Set task: Assemble all lines in which the string "GetDataList" appears.

Input records:
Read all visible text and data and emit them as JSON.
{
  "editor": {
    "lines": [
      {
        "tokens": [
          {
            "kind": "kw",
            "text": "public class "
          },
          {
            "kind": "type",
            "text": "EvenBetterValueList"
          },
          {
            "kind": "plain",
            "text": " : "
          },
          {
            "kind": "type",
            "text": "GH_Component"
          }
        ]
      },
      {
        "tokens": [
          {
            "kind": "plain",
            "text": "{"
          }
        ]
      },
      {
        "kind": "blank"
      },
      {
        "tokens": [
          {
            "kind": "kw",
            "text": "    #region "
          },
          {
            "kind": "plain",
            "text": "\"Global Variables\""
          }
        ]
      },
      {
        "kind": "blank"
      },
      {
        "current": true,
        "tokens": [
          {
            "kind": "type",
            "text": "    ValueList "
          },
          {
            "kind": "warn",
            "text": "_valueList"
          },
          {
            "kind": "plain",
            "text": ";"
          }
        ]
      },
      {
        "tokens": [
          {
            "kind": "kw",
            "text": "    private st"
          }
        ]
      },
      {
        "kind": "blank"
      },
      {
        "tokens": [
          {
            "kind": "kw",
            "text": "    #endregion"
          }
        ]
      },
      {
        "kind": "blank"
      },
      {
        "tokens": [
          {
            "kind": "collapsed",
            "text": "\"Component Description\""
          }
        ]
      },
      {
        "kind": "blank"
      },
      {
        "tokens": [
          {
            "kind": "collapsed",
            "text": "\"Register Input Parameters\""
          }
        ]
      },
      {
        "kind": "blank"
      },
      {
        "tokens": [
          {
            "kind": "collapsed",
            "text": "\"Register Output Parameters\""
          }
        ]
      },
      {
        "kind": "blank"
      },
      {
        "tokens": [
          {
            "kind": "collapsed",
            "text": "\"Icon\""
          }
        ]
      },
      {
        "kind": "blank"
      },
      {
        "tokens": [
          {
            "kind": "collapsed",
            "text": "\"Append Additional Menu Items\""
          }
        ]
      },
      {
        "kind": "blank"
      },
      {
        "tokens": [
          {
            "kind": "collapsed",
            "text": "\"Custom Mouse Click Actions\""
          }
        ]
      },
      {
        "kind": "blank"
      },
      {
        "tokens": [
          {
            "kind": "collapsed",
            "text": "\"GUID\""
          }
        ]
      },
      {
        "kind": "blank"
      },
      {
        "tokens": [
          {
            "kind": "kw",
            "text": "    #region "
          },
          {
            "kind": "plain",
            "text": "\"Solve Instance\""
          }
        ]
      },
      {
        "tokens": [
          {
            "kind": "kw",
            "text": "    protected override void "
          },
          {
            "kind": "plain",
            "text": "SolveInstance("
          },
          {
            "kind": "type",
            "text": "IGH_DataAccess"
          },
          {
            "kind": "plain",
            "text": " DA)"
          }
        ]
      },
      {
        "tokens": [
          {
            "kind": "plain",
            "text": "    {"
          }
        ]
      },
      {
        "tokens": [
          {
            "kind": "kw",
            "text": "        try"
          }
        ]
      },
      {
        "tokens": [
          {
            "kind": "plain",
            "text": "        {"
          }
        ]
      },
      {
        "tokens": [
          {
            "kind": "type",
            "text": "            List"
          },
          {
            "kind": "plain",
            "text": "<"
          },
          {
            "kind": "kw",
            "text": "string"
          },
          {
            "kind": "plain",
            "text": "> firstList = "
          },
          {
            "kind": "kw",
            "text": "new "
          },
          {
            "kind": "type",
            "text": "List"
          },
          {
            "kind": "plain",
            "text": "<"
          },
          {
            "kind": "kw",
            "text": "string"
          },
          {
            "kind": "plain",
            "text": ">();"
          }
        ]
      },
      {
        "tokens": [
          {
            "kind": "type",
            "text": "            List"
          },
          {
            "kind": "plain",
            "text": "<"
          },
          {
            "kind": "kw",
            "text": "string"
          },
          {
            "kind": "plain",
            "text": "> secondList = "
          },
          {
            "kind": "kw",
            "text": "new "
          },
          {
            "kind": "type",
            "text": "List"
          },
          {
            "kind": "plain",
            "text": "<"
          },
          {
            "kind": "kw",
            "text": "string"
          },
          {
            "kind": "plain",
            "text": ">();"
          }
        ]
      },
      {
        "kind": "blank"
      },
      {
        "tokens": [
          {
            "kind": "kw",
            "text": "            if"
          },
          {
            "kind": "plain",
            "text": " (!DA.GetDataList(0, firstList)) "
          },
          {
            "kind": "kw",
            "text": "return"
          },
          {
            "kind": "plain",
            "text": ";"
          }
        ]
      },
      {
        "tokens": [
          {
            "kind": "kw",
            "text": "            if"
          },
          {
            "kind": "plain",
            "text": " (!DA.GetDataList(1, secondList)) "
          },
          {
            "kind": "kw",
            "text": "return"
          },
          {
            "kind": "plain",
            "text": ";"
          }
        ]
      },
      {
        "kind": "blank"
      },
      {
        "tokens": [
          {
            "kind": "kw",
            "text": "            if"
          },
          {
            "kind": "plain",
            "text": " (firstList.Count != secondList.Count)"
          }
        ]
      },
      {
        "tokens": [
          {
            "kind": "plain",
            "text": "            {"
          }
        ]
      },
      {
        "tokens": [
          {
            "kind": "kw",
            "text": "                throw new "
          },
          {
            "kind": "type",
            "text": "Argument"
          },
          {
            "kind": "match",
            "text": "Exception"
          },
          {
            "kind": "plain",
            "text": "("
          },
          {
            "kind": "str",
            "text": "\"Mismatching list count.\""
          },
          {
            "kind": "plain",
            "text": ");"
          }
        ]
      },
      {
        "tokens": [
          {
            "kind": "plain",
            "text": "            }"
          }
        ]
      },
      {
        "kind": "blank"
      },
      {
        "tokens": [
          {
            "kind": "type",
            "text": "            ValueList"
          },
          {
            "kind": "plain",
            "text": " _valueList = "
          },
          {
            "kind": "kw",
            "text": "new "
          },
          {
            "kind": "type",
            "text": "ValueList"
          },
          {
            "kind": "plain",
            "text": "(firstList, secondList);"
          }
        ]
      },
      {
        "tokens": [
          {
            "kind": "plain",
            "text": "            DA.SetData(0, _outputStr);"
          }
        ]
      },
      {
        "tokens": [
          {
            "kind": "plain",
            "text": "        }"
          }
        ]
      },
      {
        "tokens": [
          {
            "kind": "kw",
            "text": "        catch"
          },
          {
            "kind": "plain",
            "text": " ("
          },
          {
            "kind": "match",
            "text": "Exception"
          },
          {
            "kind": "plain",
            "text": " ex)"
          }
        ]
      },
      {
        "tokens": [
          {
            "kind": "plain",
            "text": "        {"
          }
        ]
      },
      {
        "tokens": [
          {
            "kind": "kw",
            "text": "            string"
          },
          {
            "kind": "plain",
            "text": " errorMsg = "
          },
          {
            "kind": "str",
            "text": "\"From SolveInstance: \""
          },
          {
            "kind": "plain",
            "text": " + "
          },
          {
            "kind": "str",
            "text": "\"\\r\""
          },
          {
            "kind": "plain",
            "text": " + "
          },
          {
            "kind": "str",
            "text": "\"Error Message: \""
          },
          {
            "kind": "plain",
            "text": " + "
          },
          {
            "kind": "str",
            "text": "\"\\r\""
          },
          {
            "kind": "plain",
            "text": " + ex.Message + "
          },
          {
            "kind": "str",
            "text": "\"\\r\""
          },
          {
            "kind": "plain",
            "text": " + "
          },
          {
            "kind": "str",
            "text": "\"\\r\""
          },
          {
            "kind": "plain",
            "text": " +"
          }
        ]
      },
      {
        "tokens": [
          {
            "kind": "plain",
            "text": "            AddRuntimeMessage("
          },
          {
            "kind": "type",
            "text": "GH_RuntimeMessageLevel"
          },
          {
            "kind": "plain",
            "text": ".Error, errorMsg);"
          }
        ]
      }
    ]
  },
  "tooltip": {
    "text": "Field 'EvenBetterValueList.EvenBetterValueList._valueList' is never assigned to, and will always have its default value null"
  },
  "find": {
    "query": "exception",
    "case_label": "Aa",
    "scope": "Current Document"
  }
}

Correct result:
            "text": " (!DA.GetDataList(0, firstList)) "
            "text": " (!DA.GetDataList(1, secondList)) "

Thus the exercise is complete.